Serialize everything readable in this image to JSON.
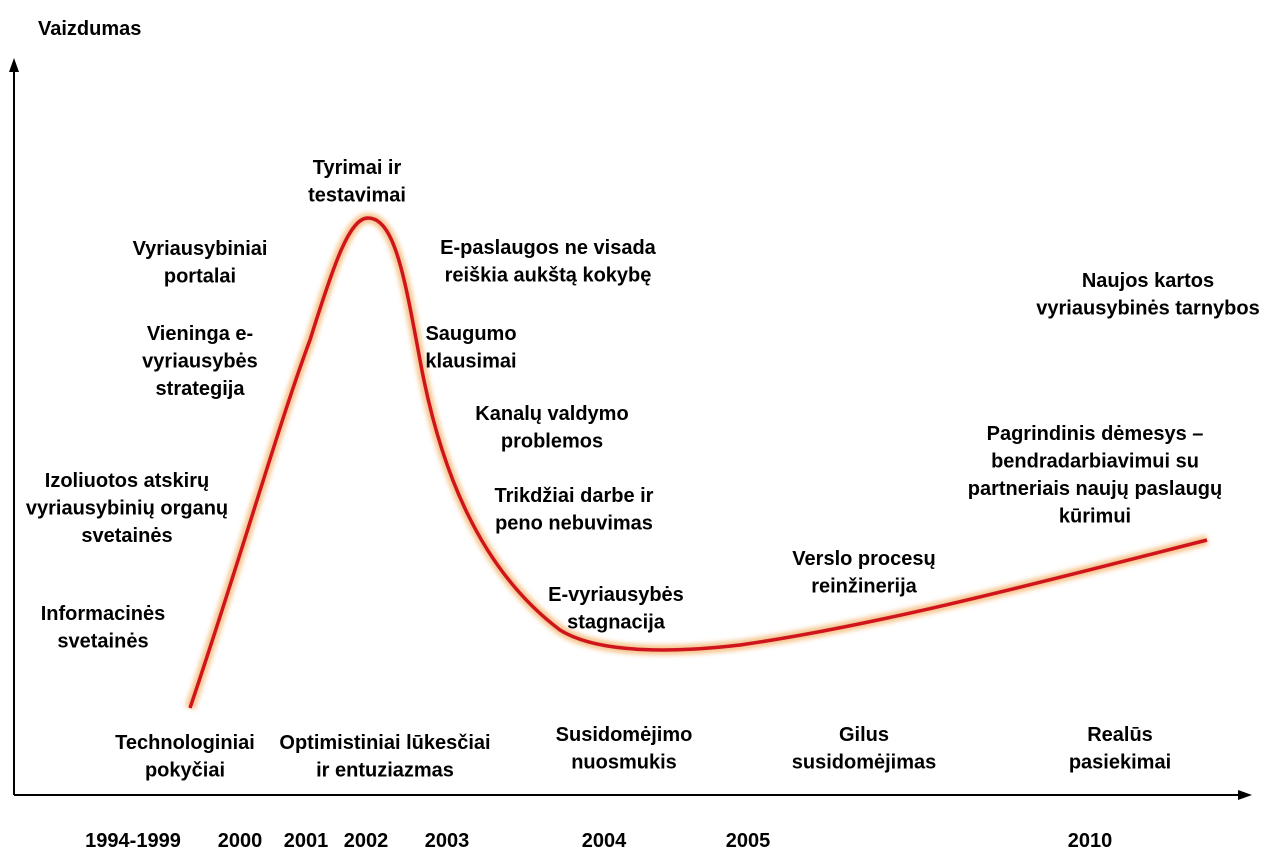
{
  "axis_label": "Vaizdumas",
  "annotations": [
    {
      "lines": [
        "Tyrimai ir",
        "testavimai"
      ]
    },
    {
      "lines": [
        "Vyriausybiniai",
        "portalai"
      ]
    },
    {
      "lines": [
        "Vieninga e-",
        "vyriausybės",
        "strategija"
      ]
    },
    {
      "lines": [
        "Izoliuotos atskirų",
        "vyriausybinių organų",
        "svetainės"
      ]
    },
    {
      "lines": [
        "Informacinės",
        "svetainės"
      ]
    },
    {
      "lines": [
        "E-paslaugos ne visada",
        "reiškia aukštą kokybę"
      ]
    },
    {
      "lines": [
        "Saugumo",
        "klausimai"
      ]
    },
    {
      "lines": [
        "Kanalų valdymo",
        "problemos"
      ]
    },
    {
      "lines": [
        "Trikdžiai darbe ir",
        "peno nebuvimas"
      ]
    },
    {
      "lines": [
        "E-vyriausybės",
        "stagnacija"
      ]
    },
    {
      "lines": [
        "Verslo procesų",
        "reinžinerija"
      ]
    },
    {
      "lines": [
        "Naujos kartos",
        "vyriausybinės tarnybos"
      ]
    },
    {
      "lines": [
        "Pagrindinis dėmesys –",
        "bendradarbiavimui su",
        "partneriais naujų paslaugų",
        "kūrimui"
      ]
    }
  ],
  "phases": [
    {
      "lines": [
        "Technologiniai",
        "pokyčiai"
      ]
    },
    {
      "lines": [
        "Optimistiniai lūkesčiai",
        "ir entuziazmas"
      ]
    },
    {
      "lines": [
        "Susidomėjimo",
        "nuosmukis"
      ]
    },
    {
      "lines": [
        "Gilus",
        "susidomėjimas"
      ]
    },
    {
      "lines": [
        "Realūs",
        "pasiekimai"
      ]
    }
  ],
  "years": [
    "1994-1999",
    "2000",
    "2001",
    "2002",
    "2003",
    "2004",
    "2005",
    "2010"
  ]
}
* * * * * * *
**DIRECTION**
Each record above must be returned exactly as written, with its pictures omitted.

**EXERCISE OUTPUT**
Serialize everything readable in this image to JSON.
{
  "axis_label": "Vaizdumas",
  "annotations": [
    {
      "lines": [
        "Tyrimai ir",
        "testavimai"
      ]
    },
    {
      "lines": [
        "Vyriausybiniai",
        "portalai"
      ]
    },
    {
      "lines": [
        "Vieninga e-",
        "vyriausybės",
        "strategija"
      ]
    },
    {
      "lines": [
        "Izoliuotos atskirų",
        "vyriausybinių organų",
        "svetainės"
      ]
    },
    {
      "lines": [
        "Informacinės",
        "svetainės"
      ]
    },
    {
      "lines": [
        "E-paslaugos ne visada",
        "reiškia aukštą kokybę"
      ]
    },
    {
      "lines": [
        "Saugumo",
        "klausimai"
      ]
    },
    {
      "lines": [
        "Kanalų valdymo",
        "problemos"
      ]
    },
    {
      "lines": [
        "Trikdžiai darbe ir",
        "peno nebuvimas"
      ]
    },
    {
      "lines": [
        "E-vyriausybės",
        "stagnacija"
      ]
    },
    {
      "lines": [
        "Verslo procesų",
        "reinžinerija"
      ]
    },
    {
      "lines": [
        "Naujos kartos",
        "vyriausybinės tarnybos"
      ]
    },
    {
      "lines": [
        "Pagrindinis dėmesys –",
        "bendradarbiavimui su",
        "partneriais naujų paslaugų",
        "kūrimui"
      ]
    }
  ],
  "phases": [
    {
      "lines": [
        "Technologiniai",
        "pokyčiai"
      ]
    },
    {
      "lines": [
        "Optimistiniai lūkesčiai",
        "ir entuziazmas"
      ]
    },
    {
      "lines": [
        "Susidomėjimo",
        "nuosmukis"
      ]
    },
    {
      "lines": [
        "Gilus",
        "susidomėjimas"
      ]
    },
    {
      "lines": [
        "Realūs",
        "pasiekimai"
      ]
    }
  ],
  "years": [
    "1994-1999",
    "2000",
    "2001",
    "2002",
    "2003",
    "2004",
    "2005",
    "2010"
  ]
}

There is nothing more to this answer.